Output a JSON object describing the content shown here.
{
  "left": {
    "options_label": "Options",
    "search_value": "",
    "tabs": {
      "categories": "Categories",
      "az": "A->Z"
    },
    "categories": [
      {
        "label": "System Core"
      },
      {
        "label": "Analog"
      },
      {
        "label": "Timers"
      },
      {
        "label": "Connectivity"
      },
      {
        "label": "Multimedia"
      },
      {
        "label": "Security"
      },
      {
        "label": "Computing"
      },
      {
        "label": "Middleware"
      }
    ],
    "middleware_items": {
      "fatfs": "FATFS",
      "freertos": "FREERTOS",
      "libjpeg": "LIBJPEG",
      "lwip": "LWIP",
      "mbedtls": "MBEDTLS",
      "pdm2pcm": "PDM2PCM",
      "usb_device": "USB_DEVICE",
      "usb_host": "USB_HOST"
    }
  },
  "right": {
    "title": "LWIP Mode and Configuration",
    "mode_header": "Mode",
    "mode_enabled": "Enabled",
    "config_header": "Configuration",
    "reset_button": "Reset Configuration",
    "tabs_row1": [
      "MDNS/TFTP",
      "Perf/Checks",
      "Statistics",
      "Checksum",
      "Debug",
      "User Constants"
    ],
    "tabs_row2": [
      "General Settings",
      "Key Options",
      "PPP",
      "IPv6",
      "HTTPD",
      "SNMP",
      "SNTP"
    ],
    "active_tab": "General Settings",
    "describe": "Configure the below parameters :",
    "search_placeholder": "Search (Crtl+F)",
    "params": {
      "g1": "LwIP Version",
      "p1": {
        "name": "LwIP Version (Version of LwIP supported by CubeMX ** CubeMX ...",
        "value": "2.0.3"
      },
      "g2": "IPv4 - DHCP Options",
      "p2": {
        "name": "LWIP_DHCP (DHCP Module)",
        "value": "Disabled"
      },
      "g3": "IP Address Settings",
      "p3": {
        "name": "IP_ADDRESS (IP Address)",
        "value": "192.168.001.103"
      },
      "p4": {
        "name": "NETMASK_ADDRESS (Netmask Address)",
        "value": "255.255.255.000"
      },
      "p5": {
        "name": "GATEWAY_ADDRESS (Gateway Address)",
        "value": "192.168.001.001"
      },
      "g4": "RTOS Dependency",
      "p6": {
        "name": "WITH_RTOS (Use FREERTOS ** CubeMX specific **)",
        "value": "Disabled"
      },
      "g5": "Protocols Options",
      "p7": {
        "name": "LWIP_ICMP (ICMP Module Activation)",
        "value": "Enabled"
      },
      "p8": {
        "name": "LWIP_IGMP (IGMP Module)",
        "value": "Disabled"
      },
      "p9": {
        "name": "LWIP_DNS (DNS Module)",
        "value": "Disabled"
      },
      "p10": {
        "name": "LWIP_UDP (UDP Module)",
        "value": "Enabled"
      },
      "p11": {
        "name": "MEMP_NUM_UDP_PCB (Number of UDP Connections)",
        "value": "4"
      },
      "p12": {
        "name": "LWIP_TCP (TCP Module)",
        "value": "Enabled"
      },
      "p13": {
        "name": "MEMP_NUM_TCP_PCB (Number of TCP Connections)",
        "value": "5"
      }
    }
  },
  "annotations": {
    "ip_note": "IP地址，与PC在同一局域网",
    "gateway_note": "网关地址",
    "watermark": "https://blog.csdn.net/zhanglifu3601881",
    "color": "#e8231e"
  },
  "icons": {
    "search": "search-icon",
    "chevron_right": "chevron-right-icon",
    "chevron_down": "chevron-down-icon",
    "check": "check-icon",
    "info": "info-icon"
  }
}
---
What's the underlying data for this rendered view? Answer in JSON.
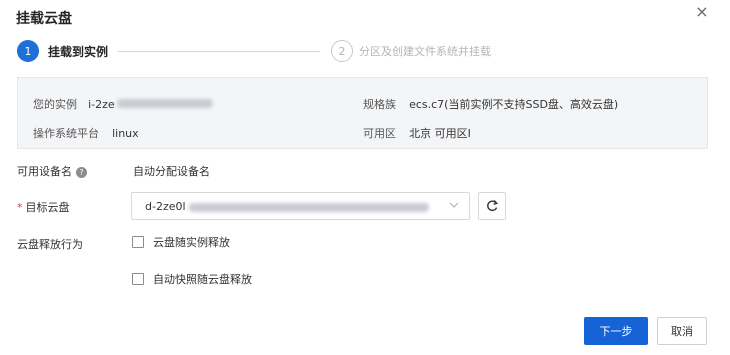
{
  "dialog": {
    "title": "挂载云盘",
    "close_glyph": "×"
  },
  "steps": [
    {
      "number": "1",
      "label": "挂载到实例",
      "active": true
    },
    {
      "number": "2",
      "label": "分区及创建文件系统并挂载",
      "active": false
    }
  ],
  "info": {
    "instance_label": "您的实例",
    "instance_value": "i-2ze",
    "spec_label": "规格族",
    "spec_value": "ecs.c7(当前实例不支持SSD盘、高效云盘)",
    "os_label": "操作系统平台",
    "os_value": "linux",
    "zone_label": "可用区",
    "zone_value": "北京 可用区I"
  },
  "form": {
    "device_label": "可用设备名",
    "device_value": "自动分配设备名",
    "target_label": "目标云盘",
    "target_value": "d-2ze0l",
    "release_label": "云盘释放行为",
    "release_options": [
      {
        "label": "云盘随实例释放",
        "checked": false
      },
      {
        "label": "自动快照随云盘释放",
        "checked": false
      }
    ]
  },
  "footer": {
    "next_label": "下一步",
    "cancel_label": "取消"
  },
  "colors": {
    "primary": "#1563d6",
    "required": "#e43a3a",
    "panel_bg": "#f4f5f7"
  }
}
...
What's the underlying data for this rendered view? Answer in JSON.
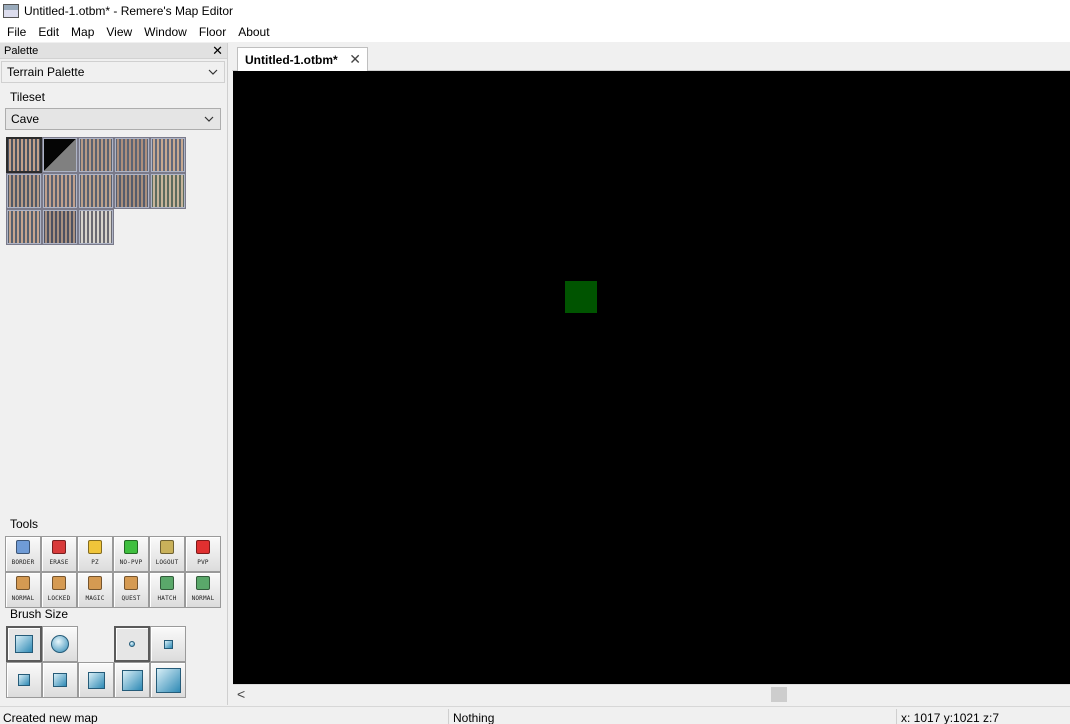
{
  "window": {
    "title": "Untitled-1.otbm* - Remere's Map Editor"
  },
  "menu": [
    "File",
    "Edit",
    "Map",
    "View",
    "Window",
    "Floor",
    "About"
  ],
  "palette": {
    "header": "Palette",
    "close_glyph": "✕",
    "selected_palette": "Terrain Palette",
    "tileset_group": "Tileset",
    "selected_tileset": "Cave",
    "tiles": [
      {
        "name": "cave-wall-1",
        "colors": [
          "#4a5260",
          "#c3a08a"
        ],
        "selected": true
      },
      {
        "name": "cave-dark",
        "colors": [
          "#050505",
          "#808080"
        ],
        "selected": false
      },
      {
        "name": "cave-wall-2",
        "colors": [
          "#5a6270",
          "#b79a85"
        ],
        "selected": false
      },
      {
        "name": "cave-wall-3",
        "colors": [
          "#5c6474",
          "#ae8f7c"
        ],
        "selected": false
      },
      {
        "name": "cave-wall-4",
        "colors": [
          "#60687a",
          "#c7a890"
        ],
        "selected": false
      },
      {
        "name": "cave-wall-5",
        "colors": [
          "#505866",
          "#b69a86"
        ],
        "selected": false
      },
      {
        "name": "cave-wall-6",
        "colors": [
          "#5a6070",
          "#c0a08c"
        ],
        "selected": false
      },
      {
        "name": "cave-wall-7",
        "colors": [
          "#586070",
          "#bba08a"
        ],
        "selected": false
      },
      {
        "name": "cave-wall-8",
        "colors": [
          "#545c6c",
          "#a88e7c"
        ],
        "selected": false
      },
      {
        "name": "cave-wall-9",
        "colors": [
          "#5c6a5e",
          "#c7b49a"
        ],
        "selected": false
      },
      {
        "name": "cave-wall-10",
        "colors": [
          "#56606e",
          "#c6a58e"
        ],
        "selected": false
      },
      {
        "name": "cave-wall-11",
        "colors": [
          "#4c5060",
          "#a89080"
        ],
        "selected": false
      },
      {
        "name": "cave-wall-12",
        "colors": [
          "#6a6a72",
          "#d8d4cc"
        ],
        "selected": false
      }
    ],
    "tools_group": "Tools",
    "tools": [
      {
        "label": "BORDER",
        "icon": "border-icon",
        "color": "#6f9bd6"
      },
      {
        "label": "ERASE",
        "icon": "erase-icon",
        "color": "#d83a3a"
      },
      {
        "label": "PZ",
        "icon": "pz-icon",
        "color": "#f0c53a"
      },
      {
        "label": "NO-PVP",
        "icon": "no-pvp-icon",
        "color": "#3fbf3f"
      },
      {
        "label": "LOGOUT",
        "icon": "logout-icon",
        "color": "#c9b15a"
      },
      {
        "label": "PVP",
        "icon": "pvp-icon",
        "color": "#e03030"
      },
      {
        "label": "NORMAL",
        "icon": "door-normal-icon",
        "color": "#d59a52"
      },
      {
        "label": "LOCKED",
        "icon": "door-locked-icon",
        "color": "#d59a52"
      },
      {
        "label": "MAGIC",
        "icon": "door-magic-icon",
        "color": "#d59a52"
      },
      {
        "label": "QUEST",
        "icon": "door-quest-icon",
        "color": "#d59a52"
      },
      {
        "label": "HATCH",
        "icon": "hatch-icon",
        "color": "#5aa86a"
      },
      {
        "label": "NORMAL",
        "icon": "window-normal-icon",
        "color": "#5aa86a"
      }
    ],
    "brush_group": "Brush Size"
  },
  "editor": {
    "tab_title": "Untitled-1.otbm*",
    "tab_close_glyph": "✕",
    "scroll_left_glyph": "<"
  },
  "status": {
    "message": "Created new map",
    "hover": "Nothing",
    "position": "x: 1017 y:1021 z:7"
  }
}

■ Stated problem: Report only the number of lines in the data above that contain "Version".

■ Solution: 2